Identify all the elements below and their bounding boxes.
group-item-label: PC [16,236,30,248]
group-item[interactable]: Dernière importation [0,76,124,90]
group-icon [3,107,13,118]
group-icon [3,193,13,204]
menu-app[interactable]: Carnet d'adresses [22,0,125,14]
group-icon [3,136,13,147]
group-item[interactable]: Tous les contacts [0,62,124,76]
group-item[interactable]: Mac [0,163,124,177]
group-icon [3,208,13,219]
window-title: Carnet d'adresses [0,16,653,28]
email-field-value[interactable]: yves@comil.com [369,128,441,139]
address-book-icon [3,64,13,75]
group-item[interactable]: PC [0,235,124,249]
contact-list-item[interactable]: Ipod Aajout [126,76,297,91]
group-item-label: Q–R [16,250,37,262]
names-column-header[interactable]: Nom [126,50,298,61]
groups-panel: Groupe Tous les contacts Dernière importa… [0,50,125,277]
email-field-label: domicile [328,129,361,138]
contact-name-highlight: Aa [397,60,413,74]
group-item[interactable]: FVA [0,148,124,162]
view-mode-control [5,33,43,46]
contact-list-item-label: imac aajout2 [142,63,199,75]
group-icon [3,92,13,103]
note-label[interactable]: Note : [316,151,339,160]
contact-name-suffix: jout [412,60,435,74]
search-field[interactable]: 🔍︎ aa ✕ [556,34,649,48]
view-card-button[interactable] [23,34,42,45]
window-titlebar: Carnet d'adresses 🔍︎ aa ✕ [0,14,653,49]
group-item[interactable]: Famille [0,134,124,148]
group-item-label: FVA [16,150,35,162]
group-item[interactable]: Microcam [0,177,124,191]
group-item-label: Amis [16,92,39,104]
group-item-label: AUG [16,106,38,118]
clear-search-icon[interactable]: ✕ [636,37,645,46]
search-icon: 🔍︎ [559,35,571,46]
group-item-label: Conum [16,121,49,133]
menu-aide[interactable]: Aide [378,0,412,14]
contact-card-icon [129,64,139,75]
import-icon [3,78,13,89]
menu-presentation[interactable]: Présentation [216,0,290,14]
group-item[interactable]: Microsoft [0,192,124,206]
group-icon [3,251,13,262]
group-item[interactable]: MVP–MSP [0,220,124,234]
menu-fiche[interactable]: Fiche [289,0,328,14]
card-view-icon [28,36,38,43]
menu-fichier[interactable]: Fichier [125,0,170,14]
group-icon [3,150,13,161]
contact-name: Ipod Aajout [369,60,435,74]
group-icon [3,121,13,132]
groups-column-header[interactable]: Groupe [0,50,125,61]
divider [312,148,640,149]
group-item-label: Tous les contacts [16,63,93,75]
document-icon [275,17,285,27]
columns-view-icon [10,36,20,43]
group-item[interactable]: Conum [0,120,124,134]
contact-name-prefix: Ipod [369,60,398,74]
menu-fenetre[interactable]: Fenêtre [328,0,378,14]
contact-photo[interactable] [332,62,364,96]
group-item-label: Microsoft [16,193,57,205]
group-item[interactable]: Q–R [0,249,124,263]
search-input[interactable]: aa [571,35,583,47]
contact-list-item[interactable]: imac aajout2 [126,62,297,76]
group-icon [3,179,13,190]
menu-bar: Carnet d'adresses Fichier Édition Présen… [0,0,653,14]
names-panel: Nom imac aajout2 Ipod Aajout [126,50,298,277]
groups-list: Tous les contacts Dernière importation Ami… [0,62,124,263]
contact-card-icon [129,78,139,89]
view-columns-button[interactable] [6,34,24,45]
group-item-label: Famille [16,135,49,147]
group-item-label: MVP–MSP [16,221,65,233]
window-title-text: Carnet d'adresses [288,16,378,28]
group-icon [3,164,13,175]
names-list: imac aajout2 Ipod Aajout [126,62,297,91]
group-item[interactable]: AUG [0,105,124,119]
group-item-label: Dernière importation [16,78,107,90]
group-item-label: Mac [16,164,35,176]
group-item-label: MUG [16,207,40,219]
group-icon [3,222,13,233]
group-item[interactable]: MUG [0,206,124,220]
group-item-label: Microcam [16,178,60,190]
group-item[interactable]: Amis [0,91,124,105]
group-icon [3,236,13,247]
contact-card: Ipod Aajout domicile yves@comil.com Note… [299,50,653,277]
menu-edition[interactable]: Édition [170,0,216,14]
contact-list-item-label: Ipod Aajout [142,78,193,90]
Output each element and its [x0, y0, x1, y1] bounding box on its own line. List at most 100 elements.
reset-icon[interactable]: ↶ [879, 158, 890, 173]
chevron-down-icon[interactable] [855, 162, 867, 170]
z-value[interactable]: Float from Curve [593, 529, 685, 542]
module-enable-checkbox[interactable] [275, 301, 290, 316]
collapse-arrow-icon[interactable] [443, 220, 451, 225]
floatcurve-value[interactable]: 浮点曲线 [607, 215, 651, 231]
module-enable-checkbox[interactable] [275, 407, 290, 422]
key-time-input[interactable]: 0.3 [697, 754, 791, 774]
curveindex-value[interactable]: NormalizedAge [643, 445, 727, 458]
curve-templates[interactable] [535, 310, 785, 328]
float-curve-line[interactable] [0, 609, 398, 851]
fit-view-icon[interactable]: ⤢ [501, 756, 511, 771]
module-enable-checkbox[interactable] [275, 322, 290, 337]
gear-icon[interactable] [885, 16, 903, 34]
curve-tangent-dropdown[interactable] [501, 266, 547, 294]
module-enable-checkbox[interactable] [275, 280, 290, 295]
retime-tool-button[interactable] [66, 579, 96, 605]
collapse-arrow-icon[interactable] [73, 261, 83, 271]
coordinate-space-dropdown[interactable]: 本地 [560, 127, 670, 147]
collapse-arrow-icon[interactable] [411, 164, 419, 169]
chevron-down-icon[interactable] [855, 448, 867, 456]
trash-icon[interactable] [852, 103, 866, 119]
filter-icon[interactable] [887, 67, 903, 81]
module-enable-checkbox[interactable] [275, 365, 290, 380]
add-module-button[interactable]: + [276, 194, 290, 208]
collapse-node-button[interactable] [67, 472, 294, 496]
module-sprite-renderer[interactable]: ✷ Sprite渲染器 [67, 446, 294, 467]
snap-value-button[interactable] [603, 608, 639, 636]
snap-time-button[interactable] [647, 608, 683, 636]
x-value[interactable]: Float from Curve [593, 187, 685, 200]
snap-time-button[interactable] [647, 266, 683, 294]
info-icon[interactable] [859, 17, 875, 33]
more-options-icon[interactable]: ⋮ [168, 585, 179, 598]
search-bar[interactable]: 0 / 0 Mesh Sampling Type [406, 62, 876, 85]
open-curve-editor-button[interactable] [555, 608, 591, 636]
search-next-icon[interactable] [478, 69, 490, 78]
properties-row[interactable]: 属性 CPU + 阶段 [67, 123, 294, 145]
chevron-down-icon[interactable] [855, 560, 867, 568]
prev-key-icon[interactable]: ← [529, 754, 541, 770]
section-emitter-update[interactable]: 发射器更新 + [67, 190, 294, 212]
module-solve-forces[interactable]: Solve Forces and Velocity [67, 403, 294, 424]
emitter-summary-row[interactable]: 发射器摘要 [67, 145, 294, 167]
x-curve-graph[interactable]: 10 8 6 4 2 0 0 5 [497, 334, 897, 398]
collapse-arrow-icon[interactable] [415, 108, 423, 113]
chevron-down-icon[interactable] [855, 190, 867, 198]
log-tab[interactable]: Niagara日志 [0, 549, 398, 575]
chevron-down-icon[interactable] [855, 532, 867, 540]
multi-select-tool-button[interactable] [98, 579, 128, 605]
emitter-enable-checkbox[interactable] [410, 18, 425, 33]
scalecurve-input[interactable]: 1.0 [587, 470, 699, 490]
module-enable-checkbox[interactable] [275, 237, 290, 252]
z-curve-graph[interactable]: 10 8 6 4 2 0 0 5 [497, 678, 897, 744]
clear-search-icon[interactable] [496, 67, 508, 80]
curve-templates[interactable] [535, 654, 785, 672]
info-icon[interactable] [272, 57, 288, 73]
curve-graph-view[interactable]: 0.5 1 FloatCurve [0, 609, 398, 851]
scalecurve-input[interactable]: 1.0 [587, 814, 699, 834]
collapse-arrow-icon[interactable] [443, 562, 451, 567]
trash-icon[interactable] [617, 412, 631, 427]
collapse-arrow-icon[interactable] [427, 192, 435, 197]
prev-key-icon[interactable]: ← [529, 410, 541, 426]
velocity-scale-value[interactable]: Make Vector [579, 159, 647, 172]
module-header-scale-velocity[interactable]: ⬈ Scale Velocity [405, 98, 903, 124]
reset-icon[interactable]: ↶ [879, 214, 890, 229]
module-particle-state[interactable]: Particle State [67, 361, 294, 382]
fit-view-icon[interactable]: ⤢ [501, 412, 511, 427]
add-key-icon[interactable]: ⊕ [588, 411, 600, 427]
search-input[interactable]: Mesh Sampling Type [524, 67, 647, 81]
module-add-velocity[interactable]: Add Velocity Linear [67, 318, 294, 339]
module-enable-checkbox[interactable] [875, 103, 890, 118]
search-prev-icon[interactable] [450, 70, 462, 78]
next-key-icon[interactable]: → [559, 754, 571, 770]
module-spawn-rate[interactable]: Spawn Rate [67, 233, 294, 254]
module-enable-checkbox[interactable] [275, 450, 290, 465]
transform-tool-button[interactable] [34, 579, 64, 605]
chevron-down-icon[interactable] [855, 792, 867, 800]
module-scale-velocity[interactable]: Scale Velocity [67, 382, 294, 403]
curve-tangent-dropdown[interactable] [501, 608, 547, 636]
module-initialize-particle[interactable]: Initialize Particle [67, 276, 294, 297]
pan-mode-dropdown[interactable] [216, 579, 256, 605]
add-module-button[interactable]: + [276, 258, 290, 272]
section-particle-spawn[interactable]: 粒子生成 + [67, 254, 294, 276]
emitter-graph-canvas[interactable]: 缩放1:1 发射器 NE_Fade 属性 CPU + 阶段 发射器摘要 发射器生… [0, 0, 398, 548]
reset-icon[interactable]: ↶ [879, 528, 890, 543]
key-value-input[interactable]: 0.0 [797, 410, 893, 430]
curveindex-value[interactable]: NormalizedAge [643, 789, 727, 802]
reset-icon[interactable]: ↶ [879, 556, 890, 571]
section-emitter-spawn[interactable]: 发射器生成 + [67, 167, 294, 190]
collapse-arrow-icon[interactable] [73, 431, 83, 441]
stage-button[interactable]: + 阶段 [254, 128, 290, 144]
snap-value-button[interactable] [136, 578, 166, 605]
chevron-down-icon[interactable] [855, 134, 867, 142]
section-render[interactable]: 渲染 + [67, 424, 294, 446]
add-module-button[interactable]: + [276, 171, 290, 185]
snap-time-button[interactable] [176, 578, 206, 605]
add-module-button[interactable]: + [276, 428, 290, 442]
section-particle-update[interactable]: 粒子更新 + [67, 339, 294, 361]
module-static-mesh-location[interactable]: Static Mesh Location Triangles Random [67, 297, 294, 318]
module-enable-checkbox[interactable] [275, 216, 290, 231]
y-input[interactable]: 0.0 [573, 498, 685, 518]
■ ■ ■ ■
▶ [Direction]: Copy the data verbatim from its first line through the line containing "window-title: Carnet d'adresses [0,16,653,28]", both ends included, and output nothing else.

▶ [Finished exercise]:
Identify all the elements below and their bounding boxes.
group-item-label: PC [16,236,30,248]
group-item[interactable]: Dernière importation [0,76,124,90]
group-icon [3,107,13,118]
group-icon [3,193,13,204]
menu-app[interactable]: Carnet d'adresses [22,0,125,14]
group-icon [3,136,13,147]
group-item[interactable]: Tous les contacts [0,62,124,76]
group-item[interactable]: Mac [0,163,124,177]
group-icon [3,208,13,219]
window-title: Carnet d'adresses [0,16,653,28]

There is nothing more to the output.